**Document text:**
++++++++++++++++++++

Contacting Transistors of the Future

Experimental proof of the n-type nature of Au and Pd contacts to MoS2, a promising material for making 2D transistors

Schematic diagram of a test transistor structure used to study electrical contacts between MoS2 and metals

Most smartphones today are faster than the supercomputer that NASA used to send astronuts to the moon in 1969. This amazing improvement in performane and affordability of computers in last few decades is due to downscaling the size of transistors - the basic building block of computers. To continue this evolution, few years from now, transistors will have to be made using utterly thin materials rather than bulk materials used today, to have better electrostatic control over its operation. Prof. Lodha’s team at IITBNF has made notable contribution to the development of these transistors.

Transistors are tiny switches that can be turned ‘on’ or ‘off’ by electrical signals. They have three terminals: source, drain and gate. The current between source and drain is controlled by the voltage applied at the gate. As transistors get smaller, the source and drain terminals get so closely coupled that it becomes extremely difficult to control the current between them through the gate. In such situations, 2D materials like graphene and molybdenum disulphide (MoS2) can provide an excellent channel for current conduction between the source and drain, while maintaining gate control.

++++++++++++++++++++

**Extracted information:**
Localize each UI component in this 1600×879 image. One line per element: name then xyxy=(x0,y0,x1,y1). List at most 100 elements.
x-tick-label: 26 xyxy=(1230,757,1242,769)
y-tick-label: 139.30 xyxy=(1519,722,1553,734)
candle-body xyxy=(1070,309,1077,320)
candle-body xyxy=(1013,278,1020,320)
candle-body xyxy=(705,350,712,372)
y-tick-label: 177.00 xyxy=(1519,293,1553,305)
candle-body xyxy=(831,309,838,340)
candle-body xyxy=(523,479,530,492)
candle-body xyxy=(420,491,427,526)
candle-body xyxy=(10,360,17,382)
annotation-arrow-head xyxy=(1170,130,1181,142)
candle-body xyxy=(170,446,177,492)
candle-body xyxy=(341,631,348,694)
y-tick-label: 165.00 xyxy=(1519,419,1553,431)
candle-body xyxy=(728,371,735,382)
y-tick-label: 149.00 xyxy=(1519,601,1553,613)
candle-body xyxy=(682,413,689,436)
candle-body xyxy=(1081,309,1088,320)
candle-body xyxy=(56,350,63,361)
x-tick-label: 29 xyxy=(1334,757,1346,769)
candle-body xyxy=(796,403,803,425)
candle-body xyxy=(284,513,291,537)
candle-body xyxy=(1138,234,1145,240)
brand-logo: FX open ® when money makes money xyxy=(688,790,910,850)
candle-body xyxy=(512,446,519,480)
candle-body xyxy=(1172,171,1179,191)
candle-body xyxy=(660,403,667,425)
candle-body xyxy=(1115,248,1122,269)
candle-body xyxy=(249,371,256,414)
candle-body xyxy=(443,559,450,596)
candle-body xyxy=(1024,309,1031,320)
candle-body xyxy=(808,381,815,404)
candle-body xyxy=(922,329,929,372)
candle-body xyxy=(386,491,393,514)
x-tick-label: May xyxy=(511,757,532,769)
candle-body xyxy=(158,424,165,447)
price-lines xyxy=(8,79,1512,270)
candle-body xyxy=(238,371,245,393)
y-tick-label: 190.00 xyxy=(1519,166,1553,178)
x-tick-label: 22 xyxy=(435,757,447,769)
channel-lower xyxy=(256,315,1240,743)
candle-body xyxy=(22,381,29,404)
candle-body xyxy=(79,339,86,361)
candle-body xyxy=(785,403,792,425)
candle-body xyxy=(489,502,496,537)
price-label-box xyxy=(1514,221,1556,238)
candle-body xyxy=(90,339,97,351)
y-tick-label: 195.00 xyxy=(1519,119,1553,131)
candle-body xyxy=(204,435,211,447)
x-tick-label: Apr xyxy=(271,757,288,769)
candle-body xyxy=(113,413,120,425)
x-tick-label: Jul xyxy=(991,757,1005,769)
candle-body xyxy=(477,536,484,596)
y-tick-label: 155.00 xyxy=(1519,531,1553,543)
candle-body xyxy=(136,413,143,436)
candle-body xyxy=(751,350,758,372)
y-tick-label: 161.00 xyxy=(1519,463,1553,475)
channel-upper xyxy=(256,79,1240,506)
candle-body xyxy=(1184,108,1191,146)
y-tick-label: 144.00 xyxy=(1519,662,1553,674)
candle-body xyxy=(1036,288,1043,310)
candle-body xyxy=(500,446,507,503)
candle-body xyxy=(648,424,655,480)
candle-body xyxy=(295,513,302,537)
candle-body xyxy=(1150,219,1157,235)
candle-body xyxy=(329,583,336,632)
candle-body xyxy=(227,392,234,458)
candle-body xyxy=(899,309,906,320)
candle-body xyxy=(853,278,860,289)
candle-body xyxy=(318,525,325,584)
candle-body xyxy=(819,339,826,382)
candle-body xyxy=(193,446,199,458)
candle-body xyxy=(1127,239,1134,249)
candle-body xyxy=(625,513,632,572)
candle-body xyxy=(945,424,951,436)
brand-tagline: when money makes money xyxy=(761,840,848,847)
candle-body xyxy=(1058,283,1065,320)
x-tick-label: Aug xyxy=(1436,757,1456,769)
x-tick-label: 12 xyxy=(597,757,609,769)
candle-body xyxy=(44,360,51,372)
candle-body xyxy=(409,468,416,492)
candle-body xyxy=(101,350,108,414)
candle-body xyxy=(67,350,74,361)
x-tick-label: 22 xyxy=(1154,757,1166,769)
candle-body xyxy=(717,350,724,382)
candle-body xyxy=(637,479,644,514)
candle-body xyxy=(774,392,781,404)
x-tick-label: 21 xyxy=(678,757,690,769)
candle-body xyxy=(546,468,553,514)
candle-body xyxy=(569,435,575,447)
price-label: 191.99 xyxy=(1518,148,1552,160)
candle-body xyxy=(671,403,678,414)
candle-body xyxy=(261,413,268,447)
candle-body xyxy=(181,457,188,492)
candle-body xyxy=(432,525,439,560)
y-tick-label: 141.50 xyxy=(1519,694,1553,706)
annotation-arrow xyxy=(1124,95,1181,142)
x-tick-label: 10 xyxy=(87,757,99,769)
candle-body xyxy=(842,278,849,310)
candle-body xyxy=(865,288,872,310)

++++++++++++++++++++

**Problems to solve:**
1. Rewrite the paragraph beginning "Transistors are tiny switches" from the article on contacts for future transistors more concisely, retaining its principal facts.
2. Carry on the article about contacts for MoS2 transistors, starting after its final sentence.

**List of answers:**
1. Transistors are tiny switches turned on or off by electrical signals. They have three terminals: source, drain and gate, with the gate voltage controlling the current between source and drain. As transistors shrink, source and drain become so closely coupled that gate control grows extremely difficult. 2D materials such as graphene and molybdenum disulphide (MoS2) can then provide an excellent conduction channel while maintaining gate control.

2.
To make practical devices using these unusual materials, the nature of their contact with metals needs to be closely understood. When a metal’s free energy levels are aligned close to the conduction band of the channel material, it aids the flow of electrons (i.e. an ‘n-type’ contact). When aligned close to the valance band (i.e. in a ‘p-type’ contact), it favours the flow of holes.

Theoretically, gold (Au) and palladium (Pd) are expected to form p-type contacts to MoS2. However, detailed experiments by Mr. Kaushik and others from Prof. Lodha’s group, in collaboration with Prof. Deshmukh’s team at Tata Institute of Fundamental Research (TIFR), Mumbai, have determined them to be n-type using photocurrent mapping. This is a crucial result for the development of ultra-thin CMOS transistors in the future.

- Sanchar Acharya

Work funded/ supported by: Department of Science and Technology (DST), Government of India.

Published paper: Naveen Kaushik, AnkurNipane, Firdous Basheer, Sudipta Dubey, Sameer Grover, Mandar M. Deshmukh and Saurabh Lodha, “Schottkey barrier heights for Au and Pd contacts to MoS2 Applied Physics Letters, Vol. 105, pp. 113505(2014).